Report how many lines contain "Druck". Give the number and nothing else.
....
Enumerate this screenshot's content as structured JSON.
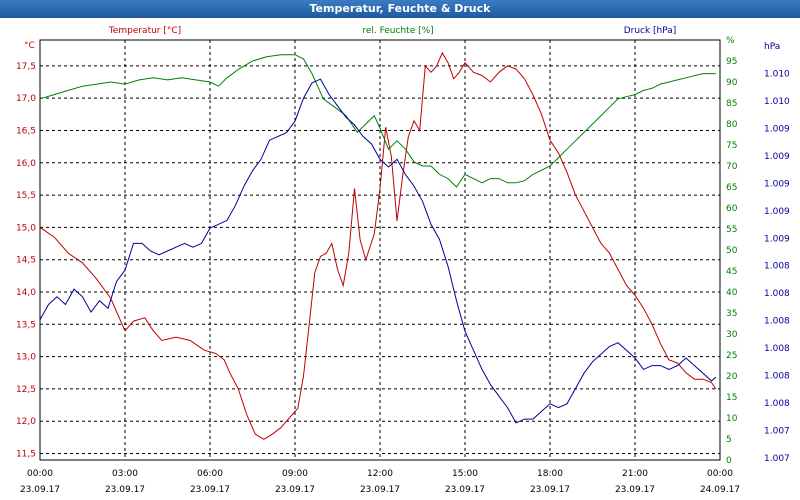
{
  "window": {
    "title": "Temperatur, Feuchte & Druck"
  },
  "colors": {
    "temperature": "#c00000",
    "humidity": "#008000",
    "pressure": "#000099",
    "titlebar": "#2b6cb0"
  },
  "chart_data": {
    "type": "line",
    "title": "Temperatur, Feuchte & Druck",
    "grid": true,
    "x_ticks": [
      {
        "time": "00:00",
        "date": "23.09.17"
      },
      {
        "time": "03:00",
        "date": "23.09.17"
      },
      {
        "time": "06:00",
        "date": "23.09.17"
      },
      {
        "time": "09:00",
        "date": "23.09.17"
      },
      {
        "time": "12:00",
        "date": "23.09.17"
      },
      {
        "time": "15:00",
        "date": "23.09.17"
      },
      {
        "time": "18:00",
        "date": "23.09.17"
      },
      {
        "time": "21:00",
        "date": "23.09.17"
      },
      {
        "time": "00:00",
        "date": "24.09.17"
      }
    ],
    "x_range_hours": [
      0,
      24
    ],
    "axes": {
      "temperature": {
        "label": "Temperatur [°C]",
        "unit": "°C",
        "range": [
          11.4,
          17.9
        ],
        "ticks": [
          "11,5",
          "12,0",
          "12,5",
          "13,0",
          "13,5",
          "14,0",
          "14,5",
          "15,0",
          "15,5",
          "16,0",
          "16,5",
          "17,0",
          "17,5"
        ],
        "tick_values": [
          11.5,
          12.0,
          12.5,
          13.0,
          13.5,
          14.0,
          14.5,
          15.0,
          15.5,
          16.0,
          16.5,
          17.0,
          17.5
        ]
      },
      "humidity": {
        "label": "rel. Feuchte [%]",
        "unit": "%",
        "range": [
          0,
          100
        ],
        "ticks": [
          "0",
          "5",
          "10",
          "15",
          "20",
          "25",
          "30",
          "35",
          "40",
          "45",
          "50",
          "55",
          "60",
          "65",
          "70",
          "75",
          "80",
          "85",
          "90",
          "95",
          "%"
        ],
        "tick_values": [
          0,
          5,
          10,
          15,
          20,
          25,
          30,
          35,
          40,
          45,
          50,
          55,
          60,
          65,
          70,
          75,
          80,
          85,
          90,
          95,
          100
        ]
      },
      "pressure": {
        "label": "Druck [hPa]",
        "unit": "hPa",
        "ticks": [
          "1.007",
          "1.007",
          "1.008",
          "1.008",
          "1.008",
          "1.008",
          "1.008",
          "1.008",
          "1.009",
          "1.009",
          "1.009",
          "1.009",
          "1.009",
          "1.010",
          "1.010",
          "hPa"
        ]
      }
    },
    "series": [
      {
        "name": "Temperatur [°C]",
        "axis": "temperature",
        "color": "#c00000",
        "points": [
          [
            0,
            15.0
          ],
          [
            0.5,
            14.85
          ],
          [
            1,
            14.6
          ],
          [
            1.5,
            14.45
          ],
          [
            2,
            14.2
          ],
          [
            2.5,
            13.9
          ],
          [
            3,
            13.4
          ],
          [
            3.3,
            13.55
          ],
          [
            3.7,
            13.6
          ],
          [
            4,
            13.4
          ],
          [
            4.3,
            13.25
          ],
          [
            4.8,
            13.3
          ],
          [
            5.3,
            13.25
          ],
          [
            5.8,
            13.1
          ],
          [
            6.2,
            13.05
          ],
          [
            6.5,
            12.95
          ],
          [
            6.7,
            12.75
          ],
          [
            7,
            12.5
          ],
          [
            7.3,
            12.1
          ],
          [
            7.6,
            11.8
          ],
          [
            7.9,
            11.72
          ],
          [
            8.2,
            11.8
          ],
          [
            8.5,
            11.9
          ],
          [
            8.8,
            12.05
          ],
          [
            9.1,
            12.2
          ],
          [
            9.3,
            12.7
          ],
          [
            9.5,
            13.5
          ],
          [
            9.7,
            14.3
          ],
          [
            9.9,
            14.55
          ],
          [
            10.1,
            14.6
          ],
          [
            10.3,
            14.75
          ],
          [
            10.5,
            14.35
          ],
          [
            10.7,
            14.1
          ],
          [
            10.9,
            14.6
          ],
          [
            11.1,
            15.6
          ],
          [
            11.3,
            14.8
          ],
          [
            11.5,
            14.5
          ],
          [
            11.8,
            14.9
          ],
          [
            12.0,
            15.6
          ],
          [
            12.2,
            16.55
          ],
          [
            12.4,
            16.1
          ],
          [
            12.6,
            15.1
          ],
          [
            12.8,
            15.8
          ],
          [
            13.0,
            16.4
          ],
          [
            13.2,
            16.65
          ],
          [
            13.4,
            16.5
          ],
          [
            13.6,
            17.5
          ],
          [
            13.8,
            17.4
          ],
          [
            14.0,
            17.5
          ],
          [
            14.2,
            17.7
          ],
          [
            14.4,
            17.55
          ],
          [
            14.6,
            17.3
          ],
          [
            14.8,
            17.4
          ],
          [
            15.0,
            17.55
          ],
          [
            15.3,
            17.4
          ],
          [
            15.6,
            17.35
          ],
          [
            15.9,
            17.25
          ],
          [
            16.2,
            17.4
          ],
          [
            16.5,
            17.5
          ],
          [
            16.8,
            17.45
          ],
          [
            17.1,
            17.3
          ],
          [
            17.4,
            17.05
          ],
          [
            17.7,
            16.75
          ],
          [
            18.0,
            16.35
          ],
          [
            18.3,
            16.15
          ],
          [
            18.6,
            15.85
          ],
          [
            18.9,
            15.5
          ],
          [
            19.2,
            15.25
          ],
          [
            19.5,
            15.0
          ],
          [
            19.8,
            14.75
          ],
          [
            20.1,
            14.6
          ],
          [
            20.4,
            14.35
          ],
          [
            20.7,
            14.1
          ],
          [
            21.0,
            13.95
          ],
          [
            21.3,
            13.75
          ],
          [
            21.6,
            13.5
          ],
          [
            21.9,
            13.2
          ],
          [
            22.2,
            12.95
          ],
          [
            22.5,
            12.9
          ],
          [
            22.8,
            12.75
          ],
          [
            23.1,
            12.65
          ],
          [
            23.4,
            12.65
          ],
          [
            23.7,
            12.6
          ],
          [
            23.85,
            12.5
          ]
        ]
      },
      {
        "name": "rel. Feuchte [%]",
        "axis": "humidity",
        "color": "#008000",
        "points": [
          [
            0,
            86
          ],
          [
            0.5,
            87
          ],
          [
            1,
            88
          ],
          [
            1.5,
            89
          ],
          [
            2,
            89.5
          ],
          [
            2.5,
            90
          ],
          [
            3,
            89.5
          ],
          [
            3.5,
            90.5
          ],
          [
            4,
            91
          ],
          [
            4.5,
            90.5
          ],
          [
            5,
            91
          ],
          [
            5.5,
            90.5
          ],
          [
            6,
            90
          ],
          [
            6.3,
            89
          ],
          [
            6.6,
            91
          ],
          [
            7,
            93
          ],
          [
            7.5,
            95
          ],
          [
            8,
            96
          ],
          [
            8.5,
            96.5
          ],
          [
            9,
            96.5
          ],
          [
            9.3,
            95.5
          ],
          [
            9.6,
            92
          ],
          [
            10,
            86
          ],
          [
            10.4,
            84
          ],
          [
            10.8,
            82
          ],
          [
            11.2,
            78
          ],
          [
            11.5,
            80
          ],
          [
            11.8,
            82
          ],
          [
            12.0,
            79
          ],
          [
            12.3,
            74
          ],
          [
            12.6,
            76
          ],
          [
            12.9,
            74
          ],
          [
            13.2,
            71
          ],
          [
            13.5,
            70
          ],
          [
            13.8,
            70
          ],
          [
            14.1,
            68
          ],
          [
            14.4,
            67
          ],
          [
            14.7,
            65
          ],
          [
            15.0,
            68
          ],
          [
            15.3,
            67
          ],
          [
            15.6,
            66
          ],
          [
            15.9,
            67
          ],
          [
            16.2,
            67
          ],
          [
            16.5,
            66
          ],
          [
            16.8,
            66
          ],
          [
            17.1,
            66.5
          ],
          [
            17.4,
            68
          ],
          [
            17.7,
            69
          ],
          [
            18.0,
            70
          ],
          [
            18.3,
            72
          ],
          [
            18.6,
            74
          ],
          [
            18.9,
            76
          ],
          [
            19.2,
            78
          ],
          [
            19.5,
            80
          ],
          [
            19.8,
            82
          ],
          [
            20.1,
            84
          ],
          [
            20.4,
            86
          ],
          [
            20.7,
            86.5
          ],
          [
            21.0,
            87
          ],
          [
            21.3,
            88
          ],
          [
            21.6,
            88.5
          ],
          [
            21.9,
            89.5
          ],
          [
            22.2,
            90
          ],
          [
            22.5,
            90.5
          ],
          [
            22.8,
            91
          ],
          [
            23.1,
            91.5
          ],
          [
            23.4,
            92
          ],
          [
            23.7,
            92
          ],
          [
            23.85,
            92
          ]
        ]
      },
      {
        "name": "Druck [hPa]",
        "axis": "pressure",
        "color": "#000099",
        "scale": "relative",
        "points": [
          [
            0,
            0.32
          ],
          [
            0.3,
            0.36
          ],
          [
            0.6,
            0.38
          ],
          [
            0.9,
            0.36
          ],
          [
            1.2,
            0.4
          ],
          [
            1.5,
            0.38
          ],
          [
            1.8,
            0.34
          ],
          [
            2.1,
            0.37
          ],
          [
            2.4,
            0.35
          ],
          [
            2.7,
            0.42
          ],
          [
            3.0,
            0.45
          ],
          [
            3.3,
            0.52
          ],
          [
            3.6,
            0.52
          ],
          [
            3.9,
            0.5
          ],
          [
            4.2,
            0.49
          ],
          [
            4.5,
            0.5
          ],
          [
            4.8,
            0.51
          ],
          [
            5.1,
            0.52
          ],
          [
            5.4,
            0.51
          ],
          [
            5.7,
            0.52
          ],
          [
            6.0,
            0.56
          ],
          [
            6.3,
            0.57
          ],
          [
            6.6,
            0.58
          ],
          [
            6.9,
            0.62
          ],
          [
            7.2,
            0.67
          ],
          [
            7.5,
            0.71
          ],
          [
            7.8,
            0.74
          ],
          [
            8.1,
            0.79
          ],
          [
            8.4,
            0.8
          ],
          [
            8.7,
            0.81
          ],
          [
            9.0,
            0.84
          ],
          [
            9.3,
            0.9
          ],
          [
            9.6,
            0.94
          ],
          [
            9.9,
            0.95
          ],
          [
            10.2,
            0.91
          ],
          [
            10.5,
            0.88
          ],
          [
            10.8,
            0.85
          ],
          [
            11.1,
            0.83
          ],
          [
            11.4,
            0.8
          ],
          [
            11.7,
            0.78
          ],
          [
            12.0,
            0.74
          ],
          [
            12.3,
            0.72
          ],
          [
            12.6,
            0.74
          ],
          [
            12.9,
            0.7
          ],
          [
            13.2,
            0.67
          ],
          [
            13.5,
            0.63
          ],
          [
            13.8,
            0.57
          ],
          [
            14.1,
            0.53
          ],
          [
            14.4,
            0.46
          ],
          [
            14.7,
            0.37
          ],
          [
            15.0,
            0.29
          ],
          [
            15.3,
            0.24
          ],
          [
            15.6,
            0.19
          ],
          [
            15.9,
            0.15
          ],
          [
            16.2,
            0.12
          ],
          [
            16.5,
            0.09
          ],
          [
            16.8,
            0.05
          ],
          [
            17.1,
            0.06
          ],
          [
            17.4,
            0.06
          ],
          [
            17.7,
            0.08
          ],
          [
            18.0,
            0.1
          ],
          [
            18.3,
            0.09
          ],
          [
            18.6,
            0.1
          ],
          [
            18.9,
            0.14
          ],
          [
            19.2,
            0.18
          ],
          [
            19.5,
            0.21
          ],
          [
            19.8,
            0.23
          ],
          [
            20.1,
            0.25
          ],
          [
            20.4,
            0.26
          ],
          [
            20.7,
            0.24
          ],
          [
            21.0,
            0.22
          ],
          [
            21.3,
            0.19
          ],
          [
            21.6,
            0.2
          ],
          [
            21.9,
            0.2
          ],
          [
            22.2,
            0.19
          ],
          [
            22.5,
            0.2
          ],
          [
            22.8,
            0.22
          ],
          [
            23.1,
            0.2
          ],
          [
            23.4,
            0.18
          ],
          [
            23.7,
            0.16
          ],
          [
            23.85,
            0.17
          ]
        ]
      }
    ]
  }
}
....
■ Reply ■
4